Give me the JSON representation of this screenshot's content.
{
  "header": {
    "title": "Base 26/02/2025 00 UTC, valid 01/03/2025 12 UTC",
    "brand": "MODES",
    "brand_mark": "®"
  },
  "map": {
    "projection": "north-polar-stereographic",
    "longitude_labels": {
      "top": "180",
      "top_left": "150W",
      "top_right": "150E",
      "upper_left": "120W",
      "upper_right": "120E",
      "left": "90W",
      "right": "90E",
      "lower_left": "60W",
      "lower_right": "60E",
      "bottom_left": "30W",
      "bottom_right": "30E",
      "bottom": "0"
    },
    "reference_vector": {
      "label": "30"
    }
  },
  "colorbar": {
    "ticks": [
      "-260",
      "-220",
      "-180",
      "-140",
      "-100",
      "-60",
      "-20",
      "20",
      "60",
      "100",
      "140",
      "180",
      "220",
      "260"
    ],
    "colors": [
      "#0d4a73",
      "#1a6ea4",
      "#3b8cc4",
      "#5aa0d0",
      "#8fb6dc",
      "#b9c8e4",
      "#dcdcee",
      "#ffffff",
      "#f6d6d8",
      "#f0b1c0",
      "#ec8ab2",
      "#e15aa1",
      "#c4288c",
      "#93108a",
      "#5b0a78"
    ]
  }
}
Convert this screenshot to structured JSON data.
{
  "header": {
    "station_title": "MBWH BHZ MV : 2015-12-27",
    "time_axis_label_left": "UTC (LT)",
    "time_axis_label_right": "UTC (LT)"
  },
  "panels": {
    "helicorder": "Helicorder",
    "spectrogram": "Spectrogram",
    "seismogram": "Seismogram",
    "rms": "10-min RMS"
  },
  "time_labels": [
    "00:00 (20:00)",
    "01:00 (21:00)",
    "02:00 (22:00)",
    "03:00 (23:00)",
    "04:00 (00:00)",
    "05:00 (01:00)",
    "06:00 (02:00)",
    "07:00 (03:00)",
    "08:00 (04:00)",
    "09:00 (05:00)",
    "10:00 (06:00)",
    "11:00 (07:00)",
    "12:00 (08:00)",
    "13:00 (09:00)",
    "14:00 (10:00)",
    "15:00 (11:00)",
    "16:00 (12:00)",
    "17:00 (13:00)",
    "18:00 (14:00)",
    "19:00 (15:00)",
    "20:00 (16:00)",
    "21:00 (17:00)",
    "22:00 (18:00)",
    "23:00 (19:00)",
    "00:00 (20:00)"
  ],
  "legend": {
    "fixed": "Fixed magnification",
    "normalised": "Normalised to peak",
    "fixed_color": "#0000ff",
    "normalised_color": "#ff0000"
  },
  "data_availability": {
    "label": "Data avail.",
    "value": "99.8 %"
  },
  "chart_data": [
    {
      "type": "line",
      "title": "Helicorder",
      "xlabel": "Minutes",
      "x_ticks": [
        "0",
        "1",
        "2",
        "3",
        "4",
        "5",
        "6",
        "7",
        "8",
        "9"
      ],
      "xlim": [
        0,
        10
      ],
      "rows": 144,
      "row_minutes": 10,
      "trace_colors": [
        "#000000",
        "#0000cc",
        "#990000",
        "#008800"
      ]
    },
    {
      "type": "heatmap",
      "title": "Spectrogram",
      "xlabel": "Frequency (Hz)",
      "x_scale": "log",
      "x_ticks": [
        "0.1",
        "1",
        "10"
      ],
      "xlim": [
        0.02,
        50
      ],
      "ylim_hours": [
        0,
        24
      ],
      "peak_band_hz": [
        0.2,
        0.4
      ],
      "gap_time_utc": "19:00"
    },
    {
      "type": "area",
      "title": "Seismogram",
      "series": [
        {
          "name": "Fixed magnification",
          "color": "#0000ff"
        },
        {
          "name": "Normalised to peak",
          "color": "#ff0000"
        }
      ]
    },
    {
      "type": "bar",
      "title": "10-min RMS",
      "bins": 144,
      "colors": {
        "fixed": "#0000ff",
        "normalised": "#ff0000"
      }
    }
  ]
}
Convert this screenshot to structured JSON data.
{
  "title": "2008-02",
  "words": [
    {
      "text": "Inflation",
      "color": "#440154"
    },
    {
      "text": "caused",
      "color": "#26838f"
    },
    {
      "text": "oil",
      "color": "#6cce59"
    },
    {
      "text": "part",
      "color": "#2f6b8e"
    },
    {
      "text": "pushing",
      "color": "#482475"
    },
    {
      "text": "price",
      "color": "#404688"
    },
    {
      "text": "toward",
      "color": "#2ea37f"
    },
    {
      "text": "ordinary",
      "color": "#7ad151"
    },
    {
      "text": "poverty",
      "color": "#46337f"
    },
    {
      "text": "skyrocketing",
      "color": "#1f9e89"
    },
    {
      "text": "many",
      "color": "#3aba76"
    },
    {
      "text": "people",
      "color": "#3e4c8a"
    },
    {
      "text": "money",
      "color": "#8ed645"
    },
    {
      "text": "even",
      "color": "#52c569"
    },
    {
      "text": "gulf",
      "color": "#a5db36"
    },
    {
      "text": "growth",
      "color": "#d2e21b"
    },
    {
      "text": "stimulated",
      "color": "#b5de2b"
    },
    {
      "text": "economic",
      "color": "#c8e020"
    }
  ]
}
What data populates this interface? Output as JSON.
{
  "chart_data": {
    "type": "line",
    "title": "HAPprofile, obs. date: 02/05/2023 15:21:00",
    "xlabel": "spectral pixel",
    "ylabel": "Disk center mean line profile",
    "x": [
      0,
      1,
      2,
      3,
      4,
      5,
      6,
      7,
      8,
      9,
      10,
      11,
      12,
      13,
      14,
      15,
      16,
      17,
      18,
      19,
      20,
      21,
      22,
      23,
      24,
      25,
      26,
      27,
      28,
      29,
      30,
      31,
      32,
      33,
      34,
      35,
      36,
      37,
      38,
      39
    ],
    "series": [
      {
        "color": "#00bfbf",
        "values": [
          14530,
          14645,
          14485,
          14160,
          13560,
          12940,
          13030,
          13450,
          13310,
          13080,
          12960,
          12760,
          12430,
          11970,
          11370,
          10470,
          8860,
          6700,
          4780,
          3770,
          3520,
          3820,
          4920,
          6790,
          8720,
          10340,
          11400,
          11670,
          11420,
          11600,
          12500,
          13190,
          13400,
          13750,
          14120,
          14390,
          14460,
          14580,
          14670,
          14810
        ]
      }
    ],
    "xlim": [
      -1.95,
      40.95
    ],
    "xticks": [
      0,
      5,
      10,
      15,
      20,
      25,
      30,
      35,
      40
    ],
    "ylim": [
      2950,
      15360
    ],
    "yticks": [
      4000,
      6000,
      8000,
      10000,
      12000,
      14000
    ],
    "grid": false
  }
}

### What you are asked to do
All of the records must be repeated exactly.

### Final result
Give me the JSON representation of this screenshot's content.
{
  "header": {
    "title": "Base 26/02/2025 00 UTC, valid 01/03/2025 12 UTC",
    "brand": "MODES",
    "brand_mark": "®"
  },
  "map": {
    "projection": "north-polar-stereographic",
    "longitude_labels": {
      "top": "180",
      "top_left": "150W",
      "top_right": "150E",
      "upper_left": "120W",
      "upper_right": "120E",
      "left": "90W",
      "right": "90E",
      "lower_left": "60W",
      "lower_right": "60E",
      "bottom_left": "30W",
      "bottom_right": "30E",
      "bottom": "0"
    },
    "reference_vector": {
      "label": "30"
    }
  },
  "colorbar": {
    "ticks": [
      "-260",
      "-220",
      "-180",
      "-140",
      "-100",
      "-60",
      "-20",
      "20",
      "60",
      "100",
      "140",
      "180",
      "220",
      "260"
    ],
    "colors": [
      "#0d4a73",
      "#1a6ea4",
      "#3b8cc4",
      "#5aa0d0",
      "#8fb6dc",
      "#b9c8e4",
      "#dcdcee",
      "#ffffff",
      "#f6d6d8",
      "#f0b1c0",
      "#ec8ab2",
      "#e15aa1",
      "#c4288c",
      "#93108a",
      "#5b0a78"
    ]
  }
}
Convert this screenshot to structured JSON data.
{
  "header": {
    "station_title": "MBWH BHZ MV : 2015-12-27",
    "time_axis_label_left": "UTC (LT)",
    "time_axis_label_right": "UTC (LT)"
  },
  "panels": {
    "helicorder": "Helicorder",
    "spectrogram": "Spectrogram",
    "seismogram": "Seismogram",
    "rms": "10-min RMS"
  },
  "time_labels": [
    "00:00 (20:00)",
    "01:00 (21:00)",
    "02:00 (22:00)",
    "03:00 (23:00)",
    "04:00 (00:00)",
    "05:00 (01:00)",
    "06:00 (02:00)",
    "07:00 (03:00)",
    "08:00 (04:00)",
    "09:00 (05:00)",
    "10:00 (06:00)",
    "11:00 (07:00)",
    "12:00 (08:00)",
    "13:00 (09:00)",
    "14:00 (10:00)",
    "15:00 (11:00)",
    "16:00 (12:00)",
    "17:00 (13:00)",
    "18:00 (14:00)",
    "19:00 (15:00)",
    "20:00 (16:00)",
    "21:00 (17:00)",
    "22:00 (18:00)",
    "23:00 (19:00)",
    "00:00 (20:00)"
  ],
  "legend": {
    "fixed": "Fixed magnification",
    "normalised": "Normalised to peak",
    "fixed_color": "#0000ff",
    "normalised_color": "#ff0000"
  },
  "data_availability": {
    "label": "Data avail.",
    "value": "99.8 %"
  },
  "chart_data": [
    {
      "type": "line",
      "title": "Helicorder",
      "xlabel": "Minutes",
      "x_ticks": [
        "0",
        "1",
        "2",
        "3",
        "4",
        "5",
        "6",
        "7",
        "8",
        "9"
      ],
      "xlim": [
        0,
        10
      ],
      "rows": 144,
      "row_minutes": 10,
      "trace_colors": [
        "#000000",
        "#0000cc",
        "#990000",
        "#008800"
      ]
    },
    {
      "type": "heatmap",
      "title": "Spectrogram",
      "xlabel": "Frequency (Hz)",
      "x_scale": "log",
      "x_ticks": [
        "0.1",
        "1",
        "10"
      ],
      "xlim": [
        0.02,
        50
      ],
      "ylim_hours": [
        0,
        24
      ],
      "peak_band_hz": [
        0.2,
        0.4
      ],
      "gap_time_utc": "19:00"
    },
    {
      "type": "area",
      "title": "Seismogram",
      "series": [
        {
          "name": "Fixed magnification",
          "color": "#0000ff"
        },
        {
          "name": "Normalised to peak",
          "color": "#ff0000"
        }
      ]
    },
    {
      "type": "bar",
      "title": "10-min RMS",
      "bins": 144,
      "colors": {
        "fixed": "#0000ff",
        "normalised": "#ff0000"
      }
    }
  ]
}
Convert this screenshot to structured JSON data.
{
  "title": "2008-02",
  "words": [
    {
      "text": "Inflation",
      "color": "#440154"
    },
    {
      "text": "caused",
      "color": "#26838f"
    },
    {
      "text": "oil",
      "color": "#6cce59"
    },
    {
      "text": "part",
      "color": "#2f6b8e"
    },
    {
      "text": "pushing",
      "color": "#482475"
    },
    {
      "text": "price",
      "color": "#404688"
    },
    {
      "text": "toward",
      "color": "#2ea37f"
    },
    {
      "text": "ordinary",
      "color": "#7ad151"
    },
    {
      "text": "poverty",
      "color": "#46337f"
    },
    {
      "text": "skyrocketing",
      "color": "#1f9e89"
    },
    {
      "text": "many",
      "color": "#3aba76"
    },
    {
      "text": "people",
      "color": "#3e4c8a"
    },
    {
      "text": "money",
      "color": "#8ed645"
    },
    {
      "text": "even",
      "color": "#52c569"
    },
    {
      "text": "gulf",
      "color": "#a5db36"
    },
    {
      "text": "growth",
      "color": "#d2e21b"
    },
    {
      "text": "stimulated",
      "color": "#b5de2b"
    },
    {
      "text": "economic",
      "color": "#c8e020"
    }
  ]
}
What data populates this interface? Output as JSON.
{
  "chart_data": {
    "type": "line",
    "title": "HAPprofile, obs. date: 02/05/2023 15:21:00",
    "xlabel": "spectral pixel",
    "ylabel": "Disk center mean line profile",
    "x": [
      0,
      1,
      2,
      3,
      4,
      5,
      6,
      7,
      8,
      9,
      10,
      11,
      12,
      13,
      14,
      15,
      16,
      17,
      18,
      19,
      20,
      21,
      22,
      23,
      24,
      25,
      26,
      27,
      28,
      29,
      30,
      31,
      32,
      33,
      34,
      35,
      36,
      37,
      38,
      39
    ],
    "series": [
      {
        "color": "#00bfbf",
        "values": [
          14530,
          14645,
          14485,
          14160,
          13560,
          12940,
          13030,
          13450,
          13310,
          13080,
          12960,
          12760,
          12430,
          11970,
          11370,
          10470,
          8860,
          6700,
          4780,
          3770,
          3520,
          3820,
          4920,
          6790,
          8720,
          10340,
          11400,
          11670,
          11420,
          11600,
          12500,
          13190,
          13400,
          13750,
          14120,
          14390,
          14460,
          14580,
          14670,
          14810
        ]
      }
    ],
    "xlim": [
      -1.95,
      40.95
    ],
    "xticks": [
      0,
      5,
      10,
      15,
      20,
      25,
      30,
      35,
      40
    ],
    "ylim": [
      2950,
      15360
    ],
    "yticks": [
      4000,
      6000,
      8000,
      10000,
      12000,
      14000
    ],
    "grid": false
  }
}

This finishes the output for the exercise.